Stored items:
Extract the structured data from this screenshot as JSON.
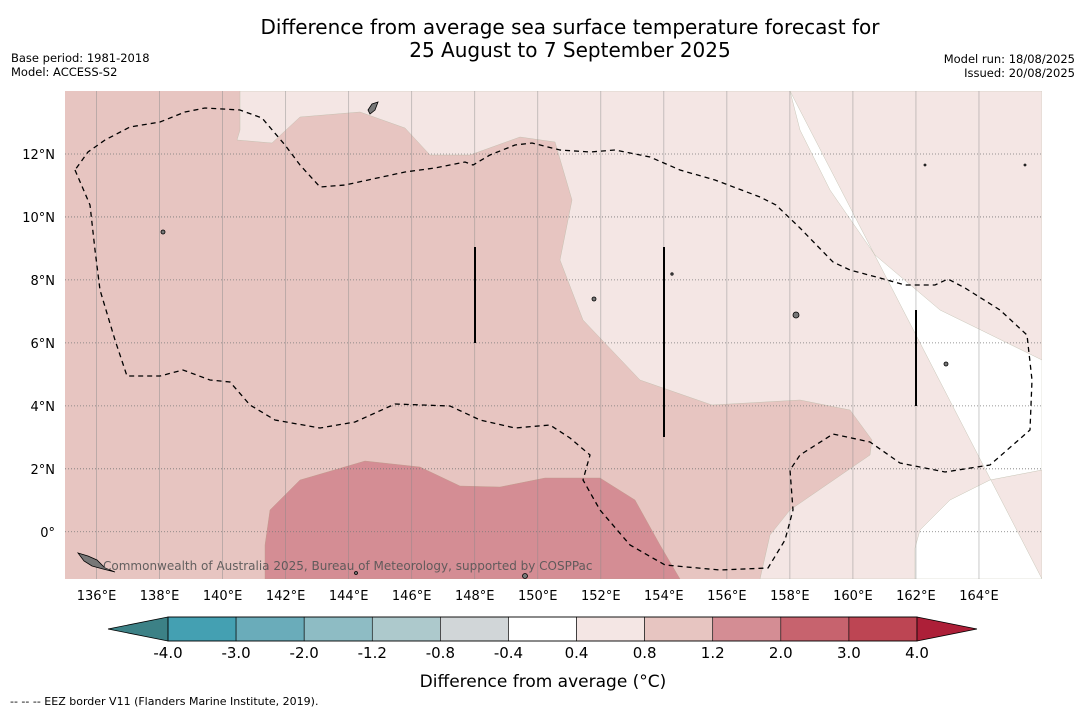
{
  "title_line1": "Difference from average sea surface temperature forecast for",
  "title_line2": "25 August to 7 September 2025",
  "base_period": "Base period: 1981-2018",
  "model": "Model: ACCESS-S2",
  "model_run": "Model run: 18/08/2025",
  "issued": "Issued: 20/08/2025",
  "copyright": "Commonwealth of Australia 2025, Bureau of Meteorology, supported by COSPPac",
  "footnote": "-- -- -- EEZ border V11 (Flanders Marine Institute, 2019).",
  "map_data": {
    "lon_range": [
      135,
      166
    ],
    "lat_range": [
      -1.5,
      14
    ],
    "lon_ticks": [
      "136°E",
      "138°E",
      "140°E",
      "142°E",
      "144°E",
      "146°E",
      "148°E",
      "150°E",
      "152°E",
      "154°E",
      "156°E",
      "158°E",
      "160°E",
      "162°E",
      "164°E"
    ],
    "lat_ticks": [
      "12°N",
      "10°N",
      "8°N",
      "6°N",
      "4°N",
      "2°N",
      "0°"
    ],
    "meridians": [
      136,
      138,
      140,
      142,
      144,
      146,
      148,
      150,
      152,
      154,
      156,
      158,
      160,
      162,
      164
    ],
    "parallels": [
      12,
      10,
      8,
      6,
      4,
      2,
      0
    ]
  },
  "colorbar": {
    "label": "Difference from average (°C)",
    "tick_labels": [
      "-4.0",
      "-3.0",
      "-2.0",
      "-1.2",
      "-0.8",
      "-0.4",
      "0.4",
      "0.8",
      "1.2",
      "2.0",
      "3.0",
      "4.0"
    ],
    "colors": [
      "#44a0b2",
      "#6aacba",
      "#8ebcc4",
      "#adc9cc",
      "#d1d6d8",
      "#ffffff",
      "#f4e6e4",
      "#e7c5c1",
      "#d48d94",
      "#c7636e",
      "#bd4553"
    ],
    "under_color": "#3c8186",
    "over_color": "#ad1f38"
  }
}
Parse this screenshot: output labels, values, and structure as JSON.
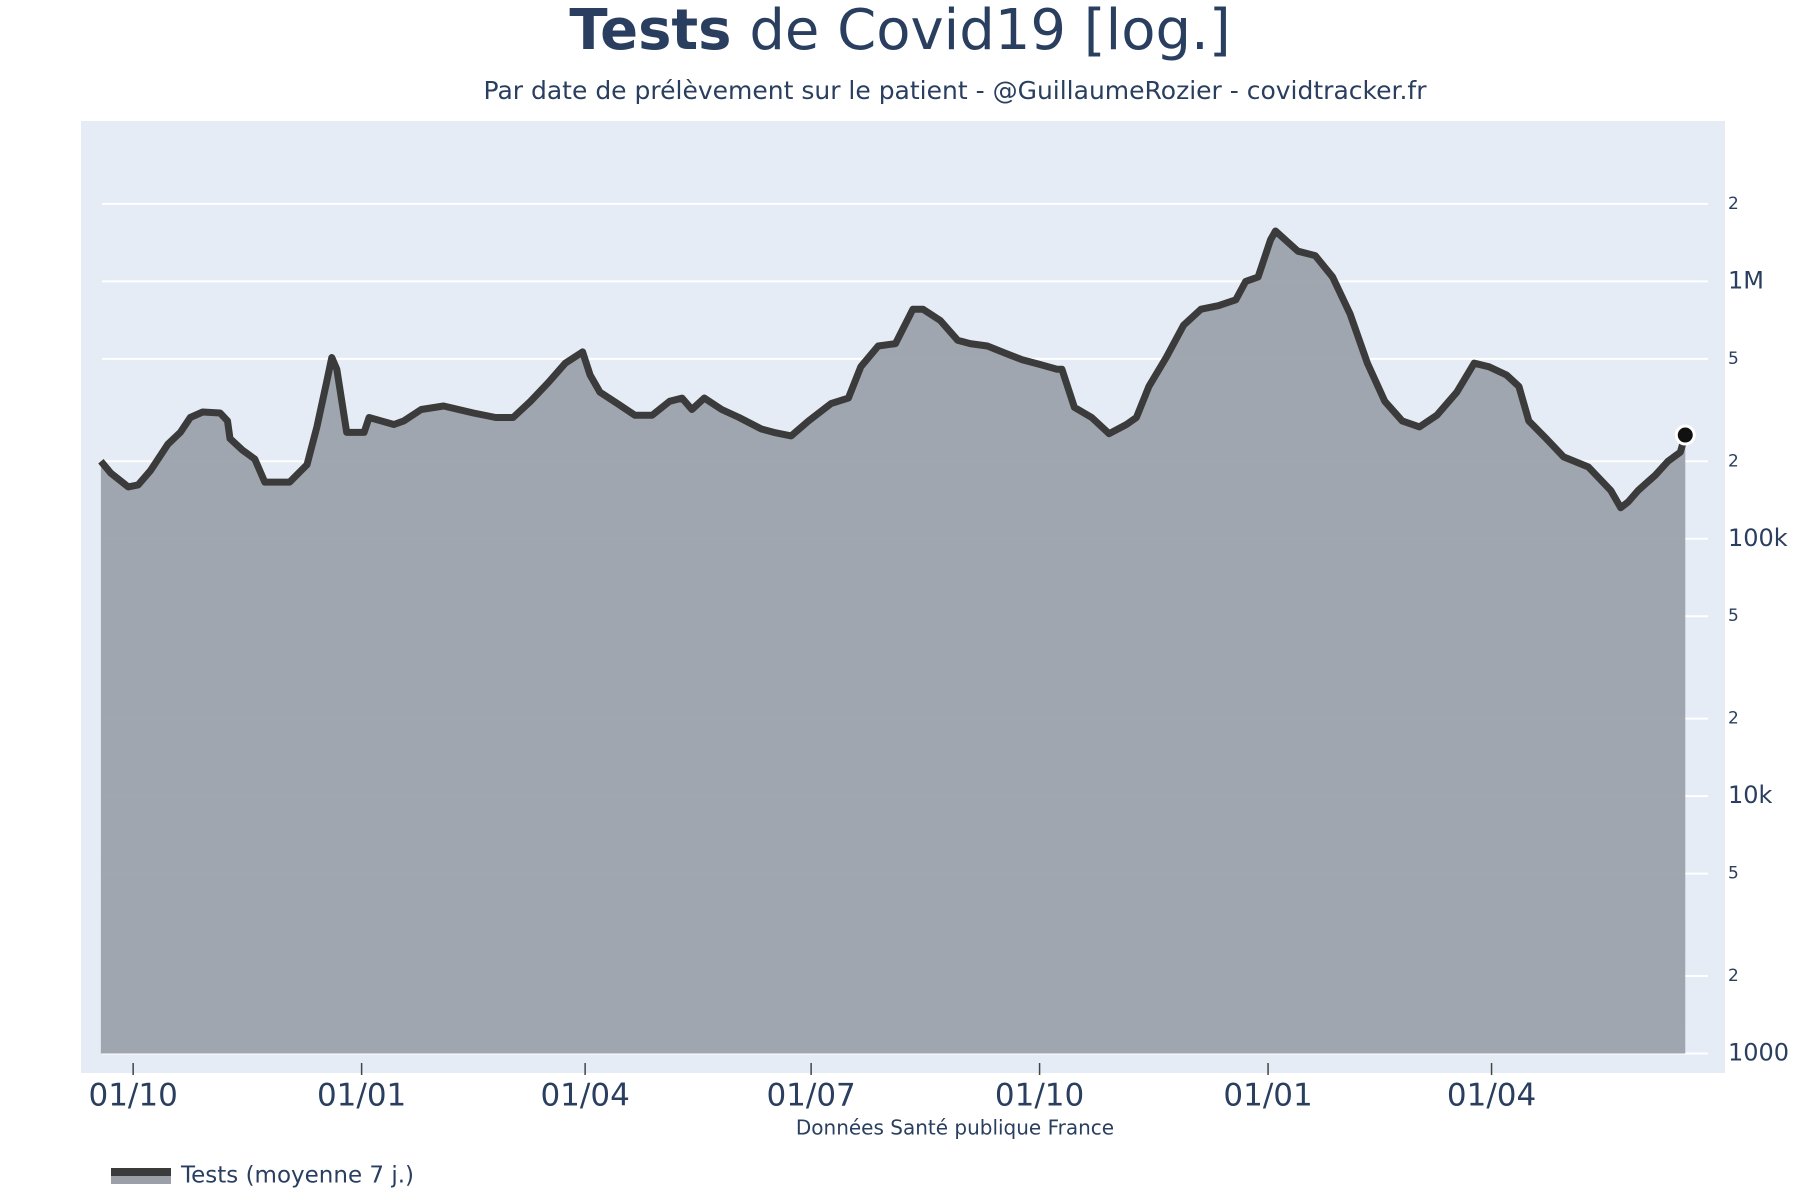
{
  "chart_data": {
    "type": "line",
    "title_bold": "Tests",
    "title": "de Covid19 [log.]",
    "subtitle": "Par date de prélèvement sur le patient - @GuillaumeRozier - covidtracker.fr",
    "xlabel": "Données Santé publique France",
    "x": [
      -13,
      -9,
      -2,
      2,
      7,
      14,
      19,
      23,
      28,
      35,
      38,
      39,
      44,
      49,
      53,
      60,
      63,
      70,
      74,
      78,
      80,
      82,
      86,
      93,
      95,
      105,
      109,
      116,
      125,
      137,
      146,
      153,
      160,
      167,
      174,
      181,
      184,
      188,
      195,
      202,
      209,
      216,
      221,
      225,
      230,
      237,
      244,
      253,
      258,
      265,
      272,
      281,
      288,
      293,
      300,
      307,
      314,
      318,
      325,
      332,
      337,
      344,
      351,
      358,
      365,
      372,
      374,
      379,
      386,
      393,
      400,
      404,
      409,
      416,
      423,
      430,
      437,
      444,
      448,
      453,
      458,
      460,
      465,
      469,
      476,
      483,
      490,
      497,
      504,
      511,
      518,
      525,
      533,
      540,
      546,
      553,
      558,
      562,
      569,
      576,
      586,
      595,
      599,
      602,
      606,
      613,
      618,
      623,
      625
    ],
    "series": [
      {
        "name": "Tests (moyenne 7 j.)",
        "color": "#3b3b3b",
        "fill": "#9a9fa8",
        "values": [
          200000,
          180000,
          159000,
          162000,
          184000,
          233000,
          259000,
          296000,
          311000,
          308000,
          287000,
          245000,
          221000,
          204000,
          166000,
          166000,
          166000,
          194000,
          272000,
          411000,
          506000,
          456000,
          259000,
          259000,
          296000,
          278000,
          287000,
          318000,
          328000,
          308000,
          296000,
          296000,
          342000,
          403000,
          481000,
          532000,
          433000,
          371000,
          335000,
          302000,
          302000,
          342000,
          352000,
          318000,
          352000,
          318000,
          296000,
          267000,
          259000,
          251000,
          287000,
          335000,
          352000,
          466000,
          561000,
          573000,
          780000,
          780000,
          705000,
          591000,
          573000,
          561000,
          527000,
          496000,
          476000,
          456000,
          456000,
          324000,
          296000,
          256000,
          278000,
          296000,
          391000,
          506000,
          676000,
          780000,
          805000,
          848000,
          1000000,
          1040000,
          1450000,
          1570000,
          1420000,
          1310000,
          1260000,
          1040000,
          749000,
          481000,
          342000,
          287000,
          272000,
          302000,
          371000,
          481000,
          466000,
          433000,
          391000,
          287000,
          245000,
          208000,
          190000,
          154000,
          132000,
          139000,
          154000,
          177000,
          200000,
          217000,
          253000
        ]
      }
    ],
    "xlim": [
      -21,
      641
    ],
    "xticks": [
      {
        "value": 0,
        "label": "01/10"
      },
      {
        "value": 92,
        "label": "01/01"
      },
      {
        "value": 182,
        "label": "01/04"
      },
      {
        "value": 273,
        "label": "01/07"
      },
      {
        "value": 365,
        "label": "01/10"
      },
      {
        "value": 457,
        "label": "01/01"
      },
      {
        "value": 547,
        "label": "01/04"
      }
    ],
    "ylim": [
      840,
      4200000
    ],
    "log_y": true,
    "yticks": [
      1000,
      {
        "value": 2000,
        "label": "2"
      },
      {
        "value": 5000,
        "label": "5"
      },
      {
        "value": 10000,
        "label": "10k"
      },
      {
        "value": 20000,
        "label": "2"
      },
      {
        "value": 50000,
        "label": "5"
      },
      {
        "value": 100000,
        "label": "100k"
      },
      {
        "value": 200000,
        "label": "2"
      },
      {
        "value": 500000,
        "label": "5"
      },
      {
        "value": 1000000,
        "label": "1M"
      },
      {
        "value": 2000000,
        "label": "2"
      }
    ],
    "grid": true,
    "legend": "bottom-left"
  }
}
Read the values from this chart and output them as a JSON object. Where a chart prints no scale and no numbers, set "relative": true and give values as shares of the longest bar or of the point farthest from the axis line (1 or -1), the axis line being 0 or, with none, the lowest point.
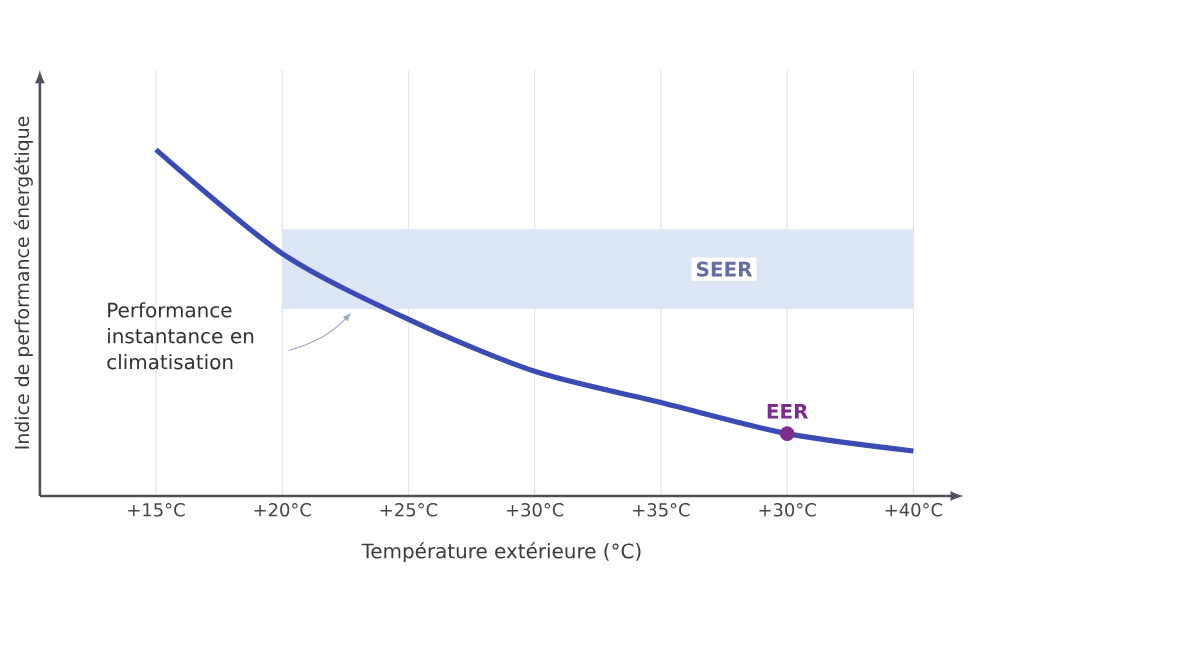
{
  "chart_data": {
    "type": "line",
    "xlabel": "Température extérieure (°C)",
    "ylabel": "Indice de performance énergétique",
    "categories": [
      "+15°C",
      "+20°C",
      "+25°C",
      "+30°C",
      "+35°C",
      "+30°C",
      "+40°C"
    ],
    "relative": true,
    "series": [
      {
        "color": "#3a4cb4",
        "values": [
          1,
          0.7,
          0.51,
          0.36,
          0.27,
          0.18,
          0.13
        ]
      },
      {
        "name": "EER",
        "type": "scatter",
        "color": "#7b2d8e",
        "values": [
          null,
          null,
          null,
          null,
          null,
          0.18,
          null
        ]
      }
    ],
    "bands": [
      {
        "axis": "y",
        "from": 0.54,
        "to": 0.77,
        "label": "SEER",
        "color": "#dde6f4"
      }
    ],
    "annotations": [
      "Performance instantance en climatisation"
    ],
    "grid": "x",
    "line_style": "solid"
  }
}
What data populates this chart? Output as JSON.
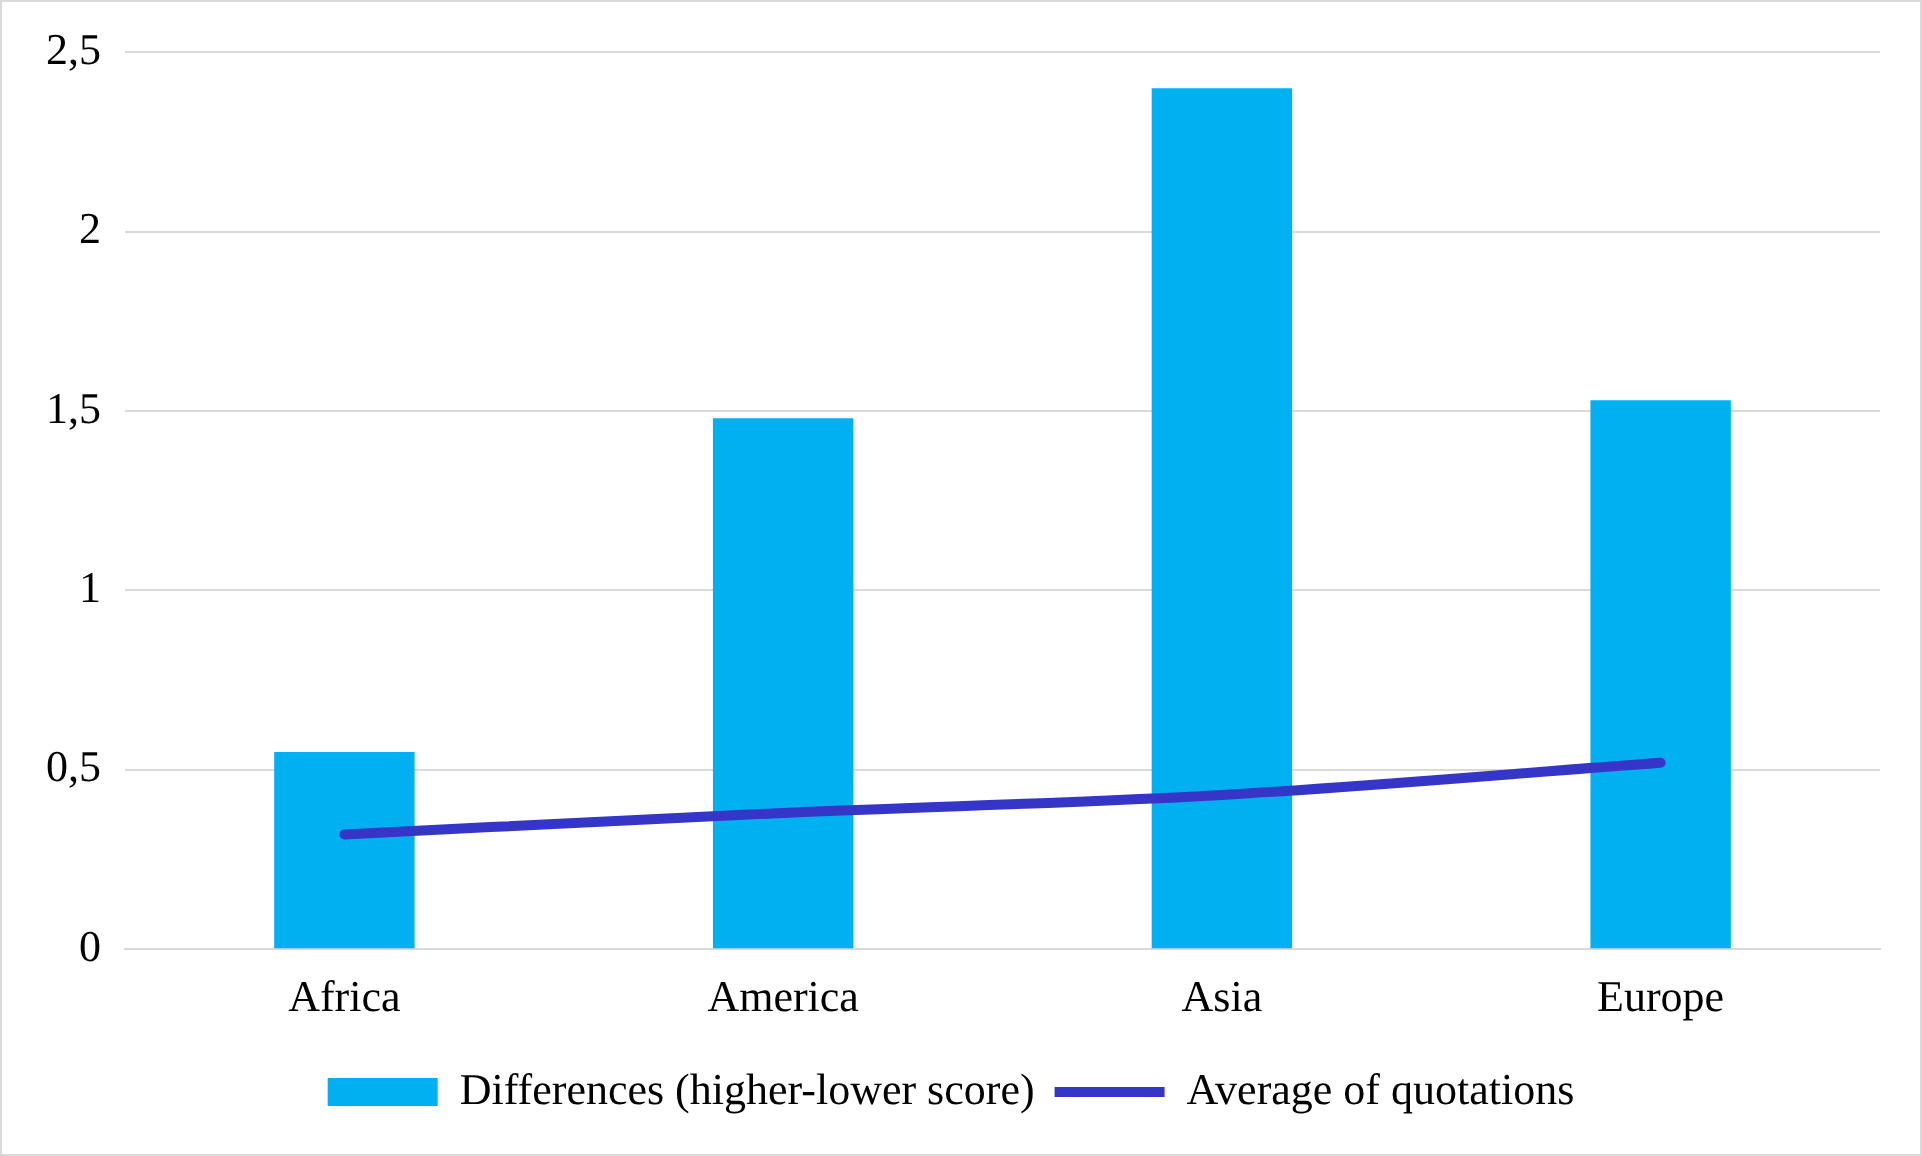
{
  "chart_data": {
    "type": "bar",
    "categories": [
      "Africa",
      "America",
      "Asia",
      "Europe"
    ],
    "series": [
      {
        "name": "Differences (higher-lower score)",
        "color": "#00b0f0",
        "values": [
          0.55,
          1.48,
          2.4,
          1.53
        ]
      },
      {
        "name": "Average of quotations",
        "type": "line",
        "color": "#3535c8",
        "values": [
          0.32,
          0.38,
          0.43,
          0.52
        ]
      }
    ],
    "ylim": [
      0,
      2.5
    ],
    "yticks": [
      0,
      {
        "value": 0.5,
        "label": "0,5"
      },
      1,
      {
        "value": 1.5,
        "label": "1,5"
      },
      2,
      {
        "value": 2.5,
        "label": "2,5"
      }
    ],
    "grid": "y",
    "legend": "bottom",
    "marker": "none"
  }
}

* WORK TO BE COMPLETED: Each line that holds the word "axis" is to be copied.

* EXERCISE SOLUTION:
Read the values from this chart and output them as a JSON object. Where a chart prints no scale and no numbers, set "relative": true and give values as shares of the longest bar or of the point farthest from the axis line (1 or -1), the axis line being 0 or, with none, the lowest point.
        "axis": "y",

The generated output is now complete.